**Instructions for the task:** Find every line with the word "повреждён". Copy those lines.

+===+

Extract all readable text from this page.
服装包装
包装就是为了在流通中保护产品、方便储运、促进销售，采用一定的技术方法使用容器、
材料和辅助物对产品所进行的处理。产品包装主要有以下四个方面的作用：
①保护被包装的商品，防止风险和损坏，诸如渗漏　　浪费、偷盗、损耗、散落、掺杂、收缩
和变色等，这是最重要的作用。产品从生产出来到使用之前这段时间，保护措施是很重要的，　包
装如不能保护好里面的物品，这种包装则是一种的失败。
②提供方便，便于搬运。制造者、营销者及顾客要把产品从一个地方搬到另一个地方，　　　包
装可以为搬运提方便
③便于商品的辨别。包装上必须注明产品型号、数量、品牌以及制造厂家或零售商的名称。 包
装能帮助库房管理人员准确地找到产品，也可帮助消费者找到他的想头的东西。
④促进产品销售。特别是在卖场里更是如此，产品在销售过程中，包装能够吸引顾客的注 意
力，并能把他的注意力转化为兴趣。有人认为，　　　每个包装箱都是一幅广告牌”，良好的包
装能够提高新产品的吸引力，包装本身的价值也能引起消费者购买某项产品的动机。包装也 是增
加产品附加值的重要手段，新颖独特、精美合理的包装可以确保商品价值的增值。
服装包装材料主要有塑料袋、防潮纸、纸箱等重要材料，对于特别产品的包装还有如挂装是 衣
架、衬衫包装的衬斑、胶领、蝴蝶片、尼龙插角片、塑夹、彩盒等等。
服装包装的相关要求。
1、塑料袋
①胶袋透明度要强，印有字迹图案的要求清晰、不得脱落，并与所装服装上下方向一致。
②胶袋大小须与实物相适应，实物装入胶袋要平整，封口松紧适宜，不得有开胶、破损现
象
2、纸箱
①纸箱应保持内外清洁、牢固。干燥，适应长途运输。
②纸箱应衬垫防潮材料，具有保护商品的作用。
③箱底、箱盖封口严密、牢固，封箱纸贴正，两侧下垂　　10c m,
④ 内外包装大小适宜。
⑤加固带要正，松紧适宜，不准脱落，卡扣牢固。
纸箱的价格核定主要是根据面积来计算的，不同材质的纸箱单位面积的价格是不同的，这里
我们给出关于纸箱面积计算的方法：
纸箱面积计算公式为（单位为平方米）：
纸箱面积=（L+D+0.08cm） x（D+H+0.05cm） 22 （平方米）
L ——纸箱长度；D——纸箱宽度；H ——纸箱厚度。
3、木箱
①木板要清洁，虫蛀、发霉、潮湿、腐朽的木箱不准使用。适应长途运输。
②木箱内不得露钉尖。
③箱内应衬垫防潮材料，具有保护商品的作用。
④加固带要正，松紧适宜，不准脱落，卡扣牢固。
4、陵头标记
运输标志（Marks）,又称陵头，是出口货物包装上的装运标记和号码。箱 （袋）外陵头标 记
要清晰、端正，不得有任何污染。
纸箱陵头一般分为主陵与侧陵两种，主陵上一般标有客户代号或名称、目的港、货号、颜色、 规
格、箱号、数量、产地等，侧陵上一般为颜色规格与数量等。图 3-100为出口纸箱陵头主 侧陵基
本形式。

+===+

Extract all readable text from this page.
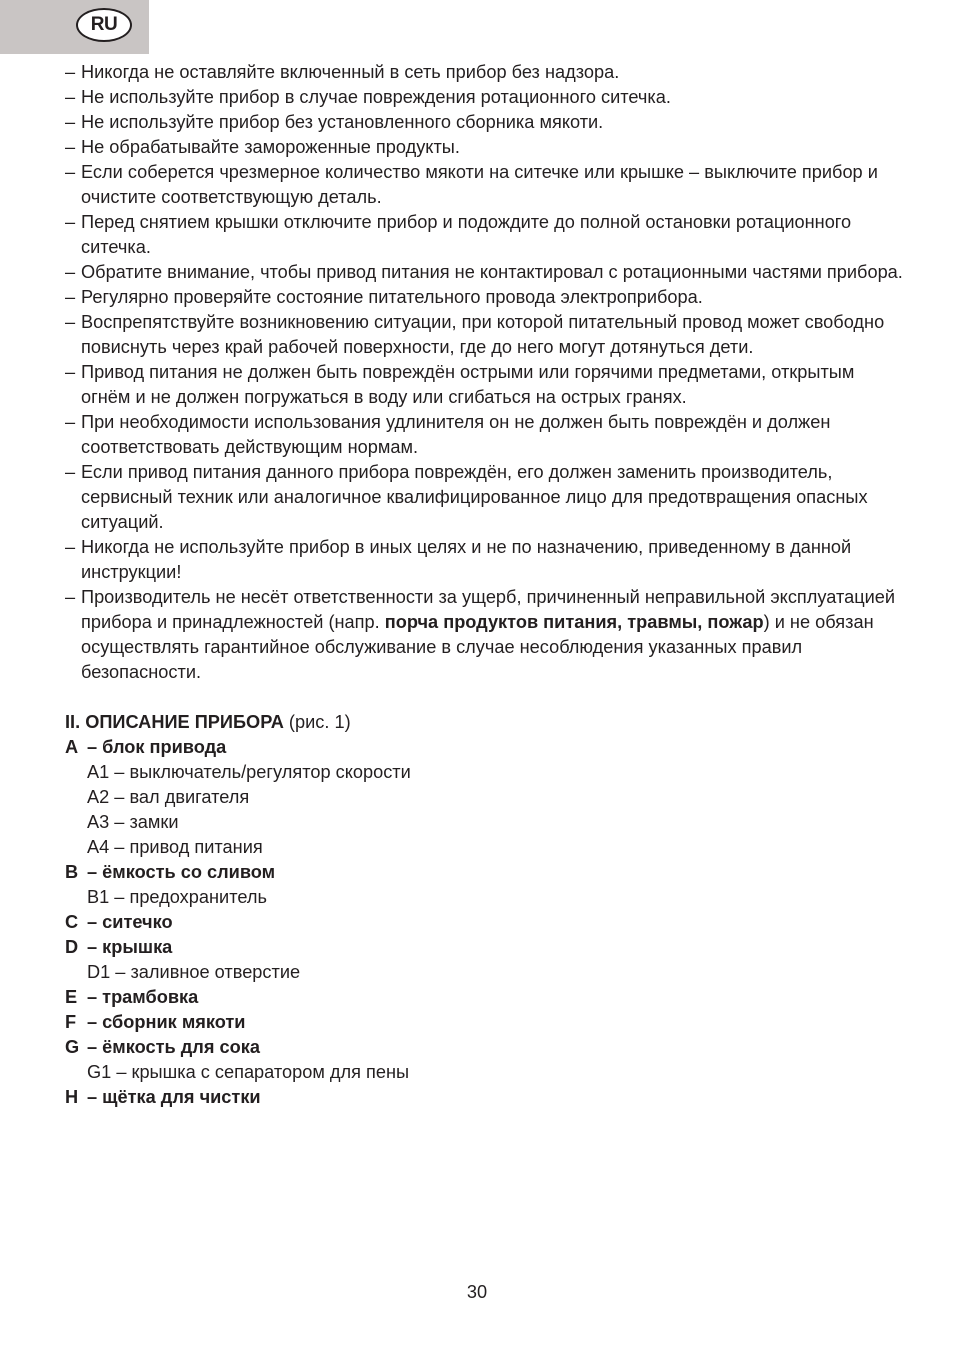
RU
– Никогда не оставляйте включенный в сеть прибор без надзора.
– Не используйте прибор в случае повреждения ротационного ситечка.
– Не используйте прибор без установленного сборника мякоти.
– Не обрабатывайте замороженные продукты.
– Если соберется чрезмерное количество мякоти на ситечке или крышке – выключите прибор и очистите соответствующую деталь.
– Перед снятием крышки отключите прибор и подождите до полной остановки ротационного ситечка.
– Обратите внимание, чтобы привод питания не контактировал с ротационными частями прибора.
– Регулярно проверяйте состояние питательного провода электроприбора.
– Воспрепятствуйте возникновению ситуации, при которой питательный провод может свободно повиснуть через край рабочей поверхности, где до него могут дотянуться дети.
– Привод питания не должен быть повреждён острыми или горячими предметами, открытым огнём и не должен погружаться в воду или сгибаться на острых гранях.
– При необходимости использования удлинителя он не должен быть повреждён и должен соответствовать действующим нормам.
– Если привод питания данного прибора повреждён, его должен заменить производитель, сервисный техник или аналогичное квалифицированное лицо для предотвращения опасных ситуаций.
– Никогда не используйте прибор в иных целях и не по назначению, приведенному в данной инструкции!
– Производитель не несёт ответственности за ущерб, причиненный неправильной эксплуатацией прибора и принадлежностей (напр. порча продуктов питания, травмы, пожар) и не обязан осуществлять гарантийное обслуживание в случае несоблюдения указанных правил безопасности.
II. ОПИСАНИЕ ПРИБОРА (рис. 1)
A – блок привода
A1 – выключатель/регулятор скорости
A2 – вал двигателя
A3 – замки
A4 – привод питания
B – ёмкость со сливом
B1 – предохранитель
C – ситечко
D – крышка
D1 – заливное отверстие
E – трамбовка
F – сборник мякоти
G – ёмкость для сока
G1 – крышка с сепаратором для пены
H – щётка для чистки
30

+===+

**Reply:**
– Привод питания не должен быть повреждён острыми или горячими предметами, открытым огнём и не должен погружаться в воду или сгибаться на острых гранях.
– При необходимости использования удлинителя он не должен быть повреждён и должен соответствовать действующим нормам.
– Если привод питания данного прибора повреждён, его должен заменить производитель, сервисный техник или аналогичное квалифицированное лицо для предотвращения опасных ситуаций.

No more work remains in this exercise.